[Source records]
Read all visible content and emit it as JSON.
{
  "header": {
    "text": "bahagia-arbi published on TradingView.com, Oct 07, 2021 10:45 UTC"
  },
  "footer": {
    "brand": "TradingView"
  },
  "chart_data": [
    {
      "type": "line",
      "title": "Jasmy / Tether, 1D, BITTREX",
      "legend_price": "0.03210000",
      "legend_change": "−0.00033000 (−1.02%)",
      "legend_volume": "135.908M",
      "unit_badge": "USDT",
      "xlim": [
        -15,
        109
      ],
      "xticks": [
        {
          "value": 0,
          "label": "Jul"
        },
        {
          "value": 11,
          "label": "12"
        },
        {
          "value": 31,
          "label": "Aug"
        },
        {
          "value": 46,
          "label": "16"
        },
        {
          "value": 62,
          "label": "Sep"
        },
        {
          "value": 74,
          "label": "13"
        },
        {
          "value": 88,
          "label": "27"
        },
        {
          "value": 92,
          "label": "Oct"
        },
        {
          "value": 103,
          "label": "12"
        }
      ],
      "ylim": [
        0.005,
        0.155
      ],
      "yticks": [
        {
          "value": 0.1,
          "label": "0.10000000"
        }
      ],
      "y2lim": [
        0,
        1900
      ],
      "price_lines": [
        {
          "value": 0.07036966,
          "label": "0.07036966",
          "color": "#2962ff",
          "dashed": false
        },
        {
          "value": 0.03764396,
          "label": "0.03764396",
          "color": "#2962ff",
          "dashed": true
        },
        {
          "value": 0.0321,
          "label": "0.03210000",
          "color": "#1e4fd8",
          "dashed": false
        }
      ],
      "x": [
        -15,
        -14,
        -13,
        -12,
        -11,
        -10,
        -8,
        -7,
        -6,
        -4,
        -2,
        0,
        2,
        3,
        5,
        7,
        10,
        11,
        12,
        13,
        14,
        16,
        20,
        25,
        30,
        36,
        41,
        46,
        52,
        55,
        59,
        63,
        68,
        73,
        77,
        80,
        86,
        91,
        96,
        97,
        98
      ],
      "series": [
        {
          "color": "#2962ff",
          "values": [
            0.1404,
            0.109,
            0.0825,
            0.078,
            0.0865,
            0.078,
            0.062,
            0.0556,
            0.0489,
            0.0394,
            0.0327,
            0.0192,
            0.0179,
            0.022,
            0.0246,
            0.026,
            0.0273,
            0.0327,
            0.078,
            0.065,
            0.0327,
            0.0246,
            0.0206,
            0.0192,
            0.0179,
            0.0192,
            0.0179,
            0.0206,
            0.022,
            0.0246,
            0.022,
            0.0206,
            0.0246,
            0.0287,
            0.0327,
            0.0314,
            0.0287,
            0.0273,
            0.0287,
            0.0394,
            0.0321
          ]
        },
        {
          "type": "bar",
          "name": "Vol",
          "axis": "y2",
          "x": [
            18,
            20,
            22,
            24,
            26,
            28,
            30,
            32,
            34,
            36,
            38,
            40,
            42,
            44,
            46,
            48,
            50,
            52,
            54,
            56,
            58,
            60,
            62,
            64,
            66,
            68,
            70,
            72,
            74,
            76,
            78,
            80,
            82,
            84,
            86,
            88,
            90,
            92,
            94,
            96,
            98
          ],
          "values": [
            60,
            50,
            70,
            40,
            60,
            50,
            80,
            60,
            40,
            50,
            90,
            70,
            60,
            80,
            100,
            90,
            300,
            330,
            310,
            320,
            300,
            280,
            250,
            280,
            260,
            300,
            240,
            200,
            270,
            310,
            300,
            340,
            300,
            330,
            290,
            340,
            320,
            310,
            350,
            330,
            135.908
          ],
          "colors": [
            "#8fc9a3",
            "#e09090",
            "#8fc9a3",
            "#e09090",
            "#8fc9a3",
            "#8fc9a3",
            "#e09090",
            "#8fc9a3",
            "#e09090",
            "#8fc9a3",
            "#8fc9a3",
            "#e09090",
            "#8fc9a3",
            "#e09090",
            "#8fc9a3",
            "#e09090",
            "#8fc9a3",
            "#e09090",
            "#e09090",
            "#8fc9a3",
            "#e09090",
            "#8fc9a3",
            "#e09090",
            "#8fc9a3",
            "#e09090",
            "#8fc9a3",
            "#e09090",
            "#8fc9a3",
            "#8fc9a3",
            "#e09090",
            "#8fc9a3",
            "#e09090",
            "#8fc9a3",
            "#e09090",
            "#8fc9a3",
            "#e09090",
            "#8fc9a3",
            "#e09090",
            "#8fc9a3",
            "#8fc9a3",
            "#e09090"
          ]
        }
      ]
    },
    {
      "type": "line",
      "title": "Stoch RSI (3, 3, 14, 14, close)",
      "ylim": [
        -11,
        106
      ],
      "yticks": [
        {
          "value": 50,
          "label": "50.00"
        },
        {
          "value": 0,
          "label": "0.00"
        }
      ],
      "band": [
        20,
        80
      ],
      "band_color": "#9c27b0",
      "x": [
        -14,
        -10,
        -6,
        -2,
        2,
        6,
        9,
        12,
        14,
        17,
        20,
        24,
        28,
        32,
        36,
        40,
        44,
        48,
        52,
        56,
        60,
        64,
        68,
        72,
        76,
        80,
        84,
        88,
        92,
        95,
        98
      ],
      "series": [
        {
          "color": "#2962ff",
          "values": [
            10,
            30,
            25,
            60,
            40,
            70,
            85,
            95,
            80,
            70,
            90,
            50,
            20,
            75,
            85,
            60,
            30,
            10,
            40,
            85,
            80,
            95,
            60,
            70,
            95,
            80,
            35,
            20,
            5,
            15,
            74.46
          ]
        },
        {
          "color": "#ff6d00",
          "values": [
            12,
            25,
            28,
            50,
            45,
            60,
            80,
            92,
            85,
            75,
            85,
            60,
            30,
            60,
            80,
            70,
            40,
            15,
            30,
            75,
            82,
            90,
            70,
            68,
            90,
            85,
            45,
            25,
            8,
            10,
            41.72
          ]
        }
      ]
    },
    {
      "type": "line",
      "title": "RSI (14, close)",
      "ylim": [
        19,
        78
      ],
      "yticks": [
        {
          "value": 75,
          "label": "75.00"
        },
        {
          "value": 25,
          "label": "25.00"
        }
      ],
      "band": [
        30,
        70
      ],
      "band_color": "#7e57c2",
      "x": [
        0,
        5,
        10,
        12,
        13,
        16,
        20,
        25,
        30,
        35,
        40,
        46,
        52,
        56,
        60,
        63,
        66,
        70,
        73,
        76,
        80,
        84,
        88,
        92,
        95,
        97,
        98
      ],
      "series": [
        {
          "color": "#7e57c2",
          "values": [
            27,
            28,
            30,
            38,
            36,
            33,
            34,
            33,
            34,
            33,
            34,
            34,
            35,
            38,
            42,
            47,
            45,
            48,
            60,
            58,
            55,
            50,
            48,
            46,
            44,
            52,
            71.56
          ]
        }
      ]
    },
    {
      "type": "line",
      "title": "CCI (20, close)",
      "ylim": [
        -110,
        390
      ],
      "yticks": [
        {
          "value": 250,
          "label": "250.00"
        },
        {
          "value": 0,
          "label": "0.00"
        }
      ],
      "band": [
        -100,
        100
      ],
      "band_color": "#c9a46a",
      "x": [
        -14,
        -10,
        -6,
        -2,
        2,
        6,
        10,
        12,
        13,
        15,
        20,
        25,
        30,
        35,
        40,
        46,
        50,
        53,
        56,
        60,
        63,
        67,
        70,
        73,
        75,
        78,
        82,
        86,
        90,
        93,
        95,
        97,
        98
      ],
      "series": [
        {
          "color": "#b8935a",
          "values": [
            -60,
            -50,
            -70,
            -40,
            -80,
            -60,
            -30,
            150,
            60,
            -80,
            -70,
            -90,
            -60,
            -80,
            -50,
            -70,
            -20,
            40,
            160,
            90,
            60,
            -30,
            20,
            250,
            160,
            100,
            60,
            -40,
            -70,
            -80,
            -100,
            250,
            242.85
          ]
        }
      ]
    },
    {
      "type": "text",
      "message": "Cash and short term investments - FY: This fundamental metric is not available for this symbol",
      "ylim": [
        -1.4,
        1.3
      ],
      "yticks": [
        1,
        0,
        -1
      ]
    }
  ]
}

Requirements:
For the listing above, identify each line bearing "close".

Finished exercise:
      "title": "Stoch RSI (3, 3, 14, 14, close)",
      "title": "RSI (14, close)",
      "title": "CCI (20, close)",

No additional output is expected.